Exercise brief -> Skip every picture and transcribe the remaining material exactly.
--- START OF Data lines ---
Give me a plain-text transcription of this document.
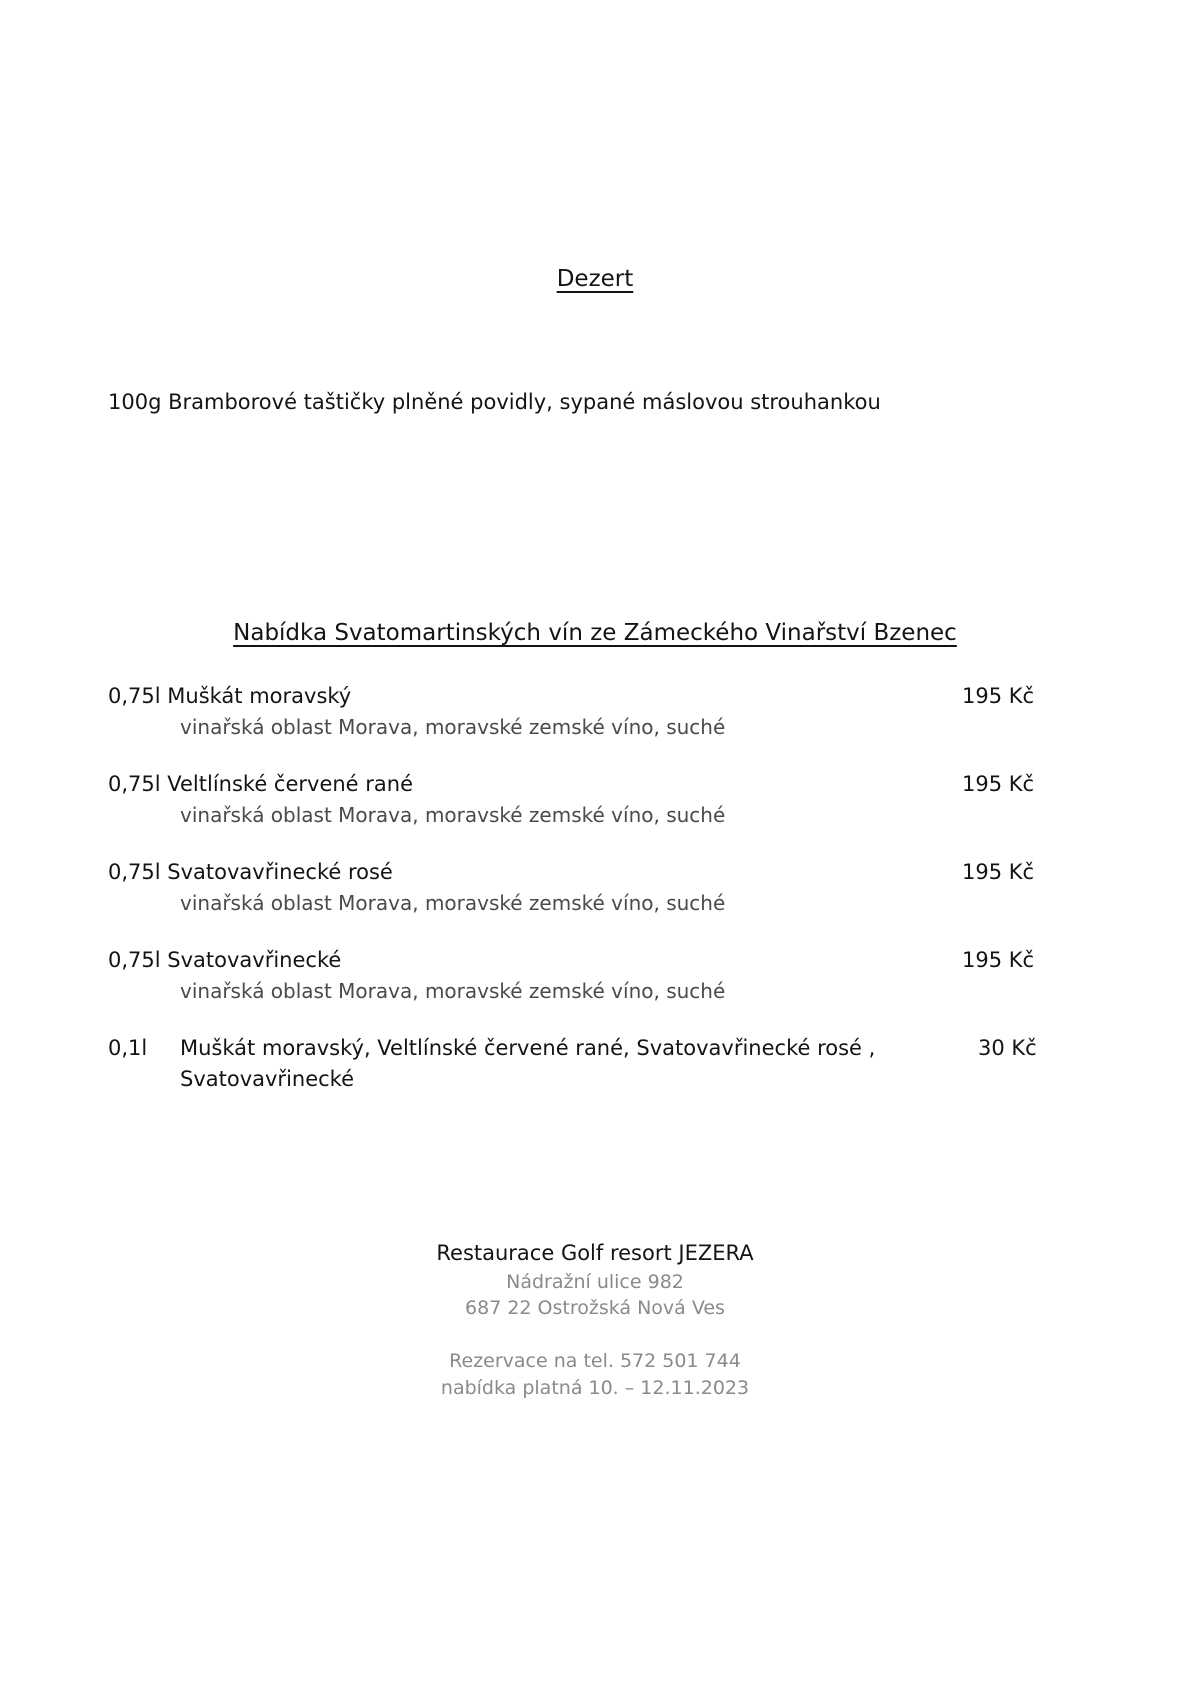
Dezert
100g Bramborové taštičky plněné povidly, sypané máslovou strouhankou
Nabídka Svatomartinských vín ze Zámeckého Vinařství Bzenec
0,75l Muškát moravský
vinařská oblast Morava, moravské zemské víno, suché
195 Kč
0,75l Veltlínské červené rané
vinařská oblast Morava, moravské zemské víno, suché
195 Kč
0,75l Svatovavřinecké rosé
vinařská oblast Morava, moravské zemské víno, suché
195 Kč
0,75l Svatovavřinecké
vinařská oblast Morava, moravské zemské víno, suché
195 Kč
0,1l Muškát moravský, Veltlínské červené rané, Svatovavřinecké rosé ,
Svatovavřinecké
30 Kč
Restaurace Golf resort JEZERA
Nádražní ulice 982
687 22 Ostrožská Nová Ves
Rezervace na tel. 572 501 744
nabídka platná 10. – 12.11.2023
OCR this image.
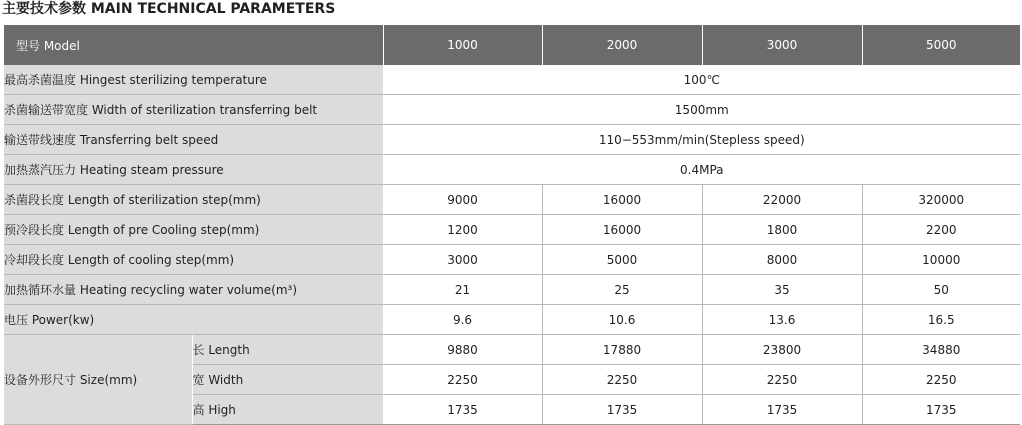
主要技术参数 MAIN TECHNICAL PARAMETERS
型号 Model		1000	2000	3000	5000
最高杀菌温度 Hingest sterilizing temperature		100℃			
杀菌输送带宽度 Width of sterilization transferring belt		1500mm			
输送带线速度 Transferring belt speed		110−553mm/min(Stepless speed)			
加热蒸汽压力 Heating steam pressure		0.4MPa			
杀菌段长度 Length of sterilization step(mm)		9000	16000	22000	320000
预冷段长度 Length of pre Cooling step(mm)		1200	16000	1800	2200
冷却段长度 Length of cooling step(mm)		3000	5000	8000	10000
加热循环水量 Heating recycling water volume(m³)		21	25	35	50
电压 Power(kw)		9.6	10.6	13.6	16.5
设备外形尺寸 Size(mm)	长 Length	9880	17880	23800	34880
	宽 Width	2250	2250	2250	2250
	高 High	1735	1735	1735	1735
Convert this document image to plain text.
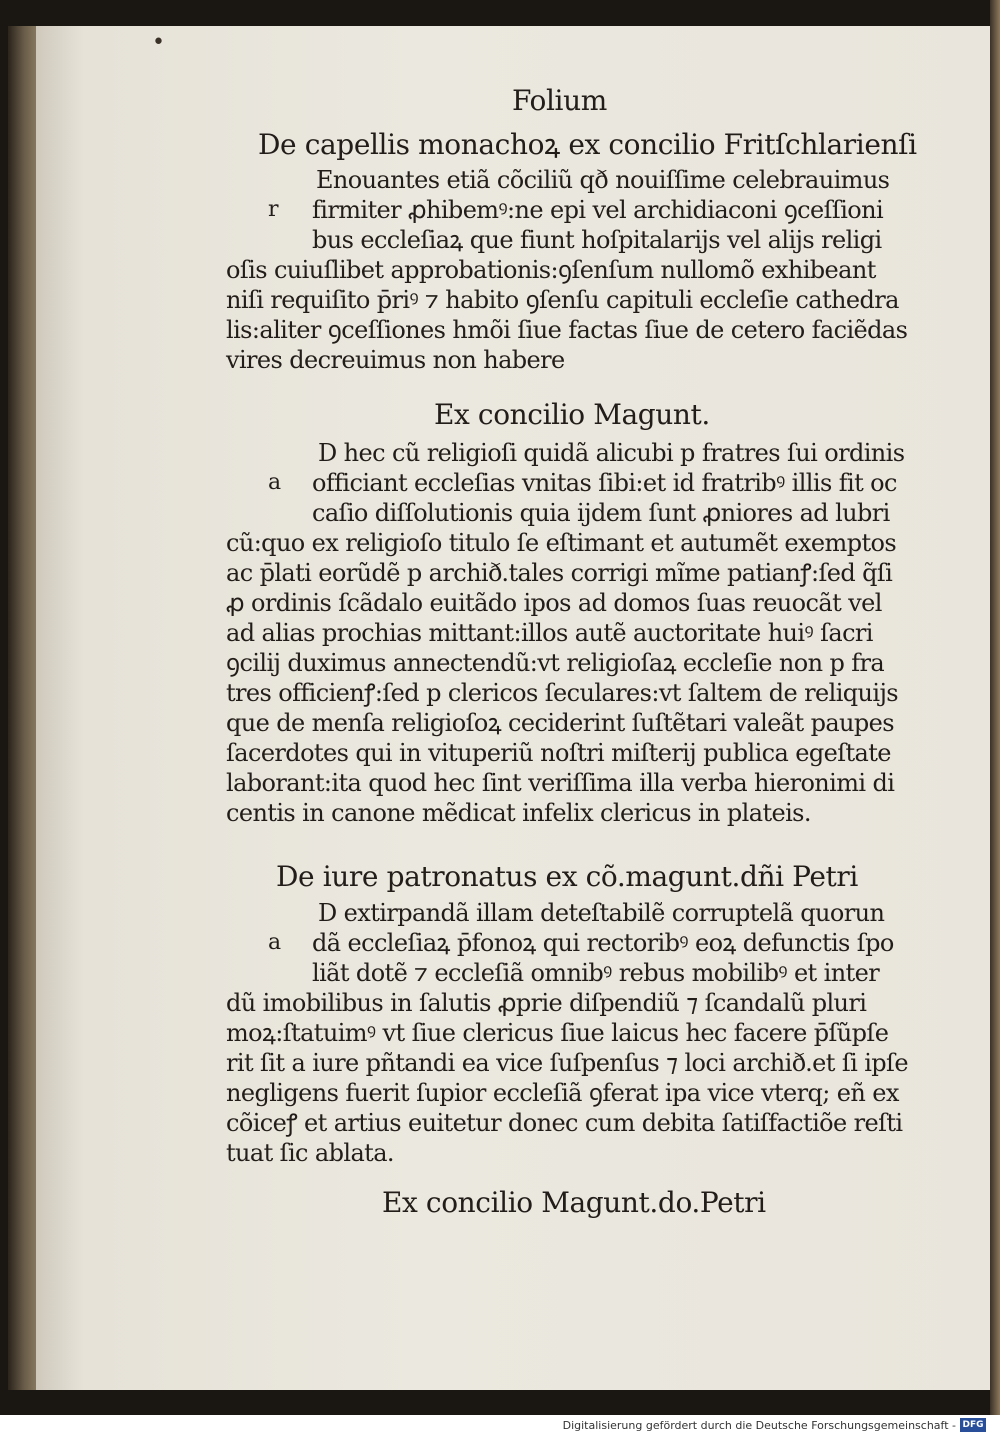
•
Folium
De capellis monachoꝝ ex concilio Fritſchlarienſi
Enouantes etiã cõciliũ qð nouiſſime celebrauimus
r firmiter ꝓhibemꝰ:ne epi vel archidiaconi ꝯceſſioni
bus eccleſiaꝝ que fiunt hoſpitalarijs vel alijs religi
oſis cuiuſlibet approbationis:ꝯſenſum nullomõ exhibeant
niſi requiſito p̄riꝰ ⁊ habito ꝯſenſu capituli eccleſie cathedra
lis:aliter ꝯceſſiones hmõi ſiue factas ſiue de cetero faciẽdas
vires decreuimus non habere
Ex concilio Magunt.
D hec cũ religioſi quidã alicubi p fratres ſui ordinis
a officiant eccleſias vnitas ſibi:et id fratribꝰ illis fit oc
caſio diſſolutionis quia ijdem ſunt ꝓniores ad lubri
cũ:quo ex religioſo titulo ſe eſtimant et autumẽt exemptos
ac p̄lati eorũdẽ p archið.tales corrigi mĩme patianꝭ:ſed q̃ſi
ꝓ ordinis ſcãdalo euitãdo ipos ad domos ſuas reuocãt vel
ad alias prochias mittant:illos autẽ auctoritate huiꝰ ſacri
ꝯcilij duximus annectendũ:vt religioſaꝝ eccleſie non p fra
tres officienꝭ:ſed p clericos ſeculares:vt ſaltem de reliquijs
que de menſa religioſoꝝ ceciderint ſuſtẽtari valeãt paupes
ſacerdotes qui in vituperiũ noſtri miſterij publica egeſtate
laborant:ita quod hec ſint veriſſima illa verba hieronimi di
centis in canone mẽdicat infelix clericus in plateis.
De iure patronatus ex cõ.magunt.dñi Petri
D extirpandã illam deteſtabilẽ corruptelã quorun
a dã eccleſiaꝝ p̄fonoꝝ qui rectoribꝰ eoꝝ defunctis ſpo
liãt dotẽ ⁊ eccleſiã omnibꝰ rebus mobilibꝰ et inter
dũ imobilibus in ſalutis ꝓprie diſpendiũ ⁊ ſcandalũ pluri
moꝝ:ſtatuimꝰ vt ſiue clericus ſiue laicus hec facere p̄ſũpſe
rit ſit a iure pñtandi ea vice ſuſpenſus ⁊ loci archið.et ſi ipſe
negligens fuerit ſupior eccleſiã ꝯferat ipa vice vterq; eñ ex
cõiceꝭ et artius euitetur donec cum debita ſatiſfactiõe reſti
tuat ſic ablata.
Ex concilio Magunt.do.Petri
Digitalisierung gefördert durch die Deutsche Forschungsgemeinschaft - DFG
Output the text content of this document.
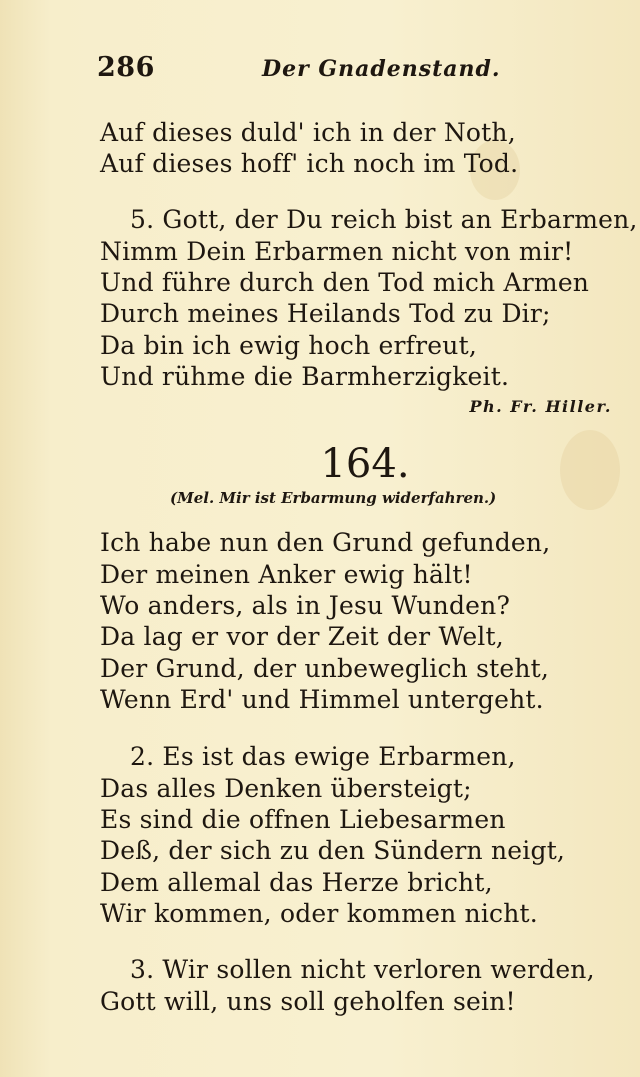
286	Der Gnadenstand.
Auf dieses duld' ich in der Noth,
Auf dieses hoff' ich noch im Tod.
5. Gott, der Du reich bist an Erbarmen,
Nimm Dein Erbarmen nicht von mir!
Und führe durch den Tod mich Armen
Durch meines Heilands Tod zu Dir;
Da bin ich ewig hoch erfreut,
Und rühme die Barmherzigkeit.
Ph. Fr. Hiller.
164.
(Mel. Mir ist Erbarmung widerfahren.)
Ich habe nun den Grund gefunden,
Der meinen Anker ewig hält!
Wo anders, als in Jesu Wunden?
Da lag er vor der Zeit der Welt,
Der Grund, der unbeweglich steht,
Wenn Erd' und Himmel untergeht.
2. Es ist das ewige Erbarmen,
Das alles Denken übersteigt;
Es sind die offnen Liebesarmen
Deß, der sich zu den Sündern neigt,
Dem allemal das Herze bricht,
Wir kommen, oder kommen nicht.
3. Wir sollen nicht verloren werden,
Gott will, uns soll geholfen sein!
--- END OF Data lines ---
Worked solution ->
Give me a plain-text transcription of this document.
Dezert
100g Bramborové taštičky plněné povidly, sypané máslovou strouhankou
Nabídka Svatomartinských vín ze Zámeckého Vinařství Bzenec
0,75l Muškát moravský
vinařská oblast Morava, moravské zemské víno, suché
195 Kč
0,75l Veltlínské červené rané
vinařská oblast Morava, moravské zemské víno, suché
195 Kč
0,75l Svatovavřinecké rosé
vinařská oblast Morava, moravské zemské víno, suché
195 Kč
0,75l Svatovavřinecké
vinařská oblast Morava, moravské zemské víno, suché
195 Kč
0,1l Muškát moravský, Veltlínské červené rané, Svatovavřinecké rosé ,
Svatovavřinecké
30 Kč
Restaurace Golf resort JEZERA
Nádražní ulice 982
687 22 Ostrožská Nová Ves
Rezervace na tel. 572 501 744
nabídka platná 10. – 12.11.2023
OCR this image.
主要技术参数 MAIN TECHNICAL PARAMETERS
型号 Model		1000	2000	3000	5000
最高杀菌温度 Hingest sterilizing temperature		100℃			
杀菌输送带宽度 Width of sterilization transferring belt		1500mm			
输送带线速度 Transferring belt speed		110−553mm/min(Stepless speed)			
加热蒸汽压力 Heating steam pressure		0.4MPa			
杀菌段长度 Length of sterilization step(mm)		9000	16000	22000	320000
预冷段长度 Length of pre Cooling step(mm)		1200	16000	1800	2200
冷却段长度 Length of cooling step(mm)		3000	5000	8000	10000
加热循环水量 Heating recycling water volume(m³)		21	25	35	50
电压 Power(kw)		9.6	10.6	13.6	16.5
设备外形尺寸 Size(mm)	长 Length	9880	17880	23800	34880
	宽 Width	2250	2250	2250	2250
	高 High	1735	1735	1735	1735
Convert this document image to plain text.
•
Folium
De capellis monachoꝝ ex concilio Fritſchlarienſi
Enouantes etiã cõciliũ qð nouiſſime celebrauimus
r firmiter ꝓhibemꝰ:ne epi vel archidiaconi ꝯceſſioni
bus eccleſiaꝝ que fiunt hoſpitalarijs vel alijs religi
oſis cuiuſlibet approbationis:ꝯſenſum nullomõ exhibeant
niſi requiſito p̄riꝰ ⁊ habito ꝯſenſu capituli eccleſie cathedra
lis:aliter ꝯceſſiones hmõi ſiue factas ſiue de cetero faciẽdas
vires decreuimus non habere
Ex concilio Magunt.
D hec cũ religioſi quidã alicubi p fratres ſui ordinis
a officiant eccleſias vnitas ſibi:et id fratribꝰ illis fit oc
caſio diſſolutionis quia ijdem ſunt ꝓniores ad lubri
cũ:quo ex religioſo titulo ſe eſtimant et autumẽt exemptos
ac p̄lati eorũdẽ p archið.tales corrigi mĩme patianꝭ:ſed q̃ſi
ꝓ ordinis ſcãdalo euitãdo ipos ad domos ſuas reuocãt vel
ad alias prochias mittant:illos autẽ auctoritate huiꝰ ſacri
ꝯcilij duximus annectendũ:vt religioſaꝝ eccleſie non p fra
tres officienꝭ:ſed p clericos ſeculares:vt ſaltem de reliquijs
que de menſa religioſoꝝ ceciderint ſuſtẽtari valeãt paupes
ſacerdotes qui in vituperiũ noſtri miſterij publica egeſtate
laborant:ita quod hec ſint veriſſima illa verba hieronimi di
centis in canone mẽdicat infelix clericus in plateis.
De iure patronatus ex cõ.magunt.dñi Petri
D extirpandã illam deteſtabilẽ corruptelã quorun
a dã eccleſiaꝝ p̄fonoꝝ qui rectoribꝰ eoꝝ defunctis ſpo
liãt dotẽ ⁊ eccleſiã omnibꝰ rebus mobilibꝰ et inter
dũ imobilibus in ſalutis ꝓprie diſpendiũ ⁊ ſcandalũ pluri
moꝝ:ſtatuimꝰ vt ſiue clericus ſiue laicus hec facere p̄ſũpſe
rit ſit a iure pñtandi ea vice ſuſpenſus ⁊ loci archið.et ſi ipſe
negligens fuerit ſupior eccleſiã ꝯferat ipa vice vterq; eñ ex
cõiceꝭ et artius euitetur donec cum debita ſatiſfactiõe reſti
tuat ſic ablata.
Ex concilio Magunt.do.Petri
Digitalisierung gefördert durch die Deutsche Forschungsgemeinschaft - DFG
Output the text content of this document.
286	Der Gnadenstand.
Auf dieses duld' ich in der Noth,
Auf dieses hoff' ich noch im Tod.
5. Gott, der Du reich bist an Erbarmen,
Nimm Dein Erbarmen nicht von mir!
Und führe durch den Tod mich Armen
Durch meines Heilands Tod zu Dir;
Da bin ich ewig hoch erfreut,
Und rühme die Barmherzigkeit.
Ph. Fr. Hiller.
164.
(Mel. Mir ist Erbarmung widerfahren.)
Ich habe nun den Grund gefunden,
Der meinen Anker ewig hält!
Wo anders, als in Jesu Wunden?
Da lag er vor der Zeit der Welt,
Der Grund, der unbeweglich steht,
Wenn Erd' und Himmel untergeht.
2. Es ist das ewige Erbarmen,
Das alles Denken übersteigt;
Es sind die offnen Liebesarmen
Deß, der sich zu den Sündern neigt,
Dem allemal das Herze bricht,
Wir kommen, oder kommen nicht.
3. Wir sollen nicht verloren werden,
Gott will, uns soll geholfen sein!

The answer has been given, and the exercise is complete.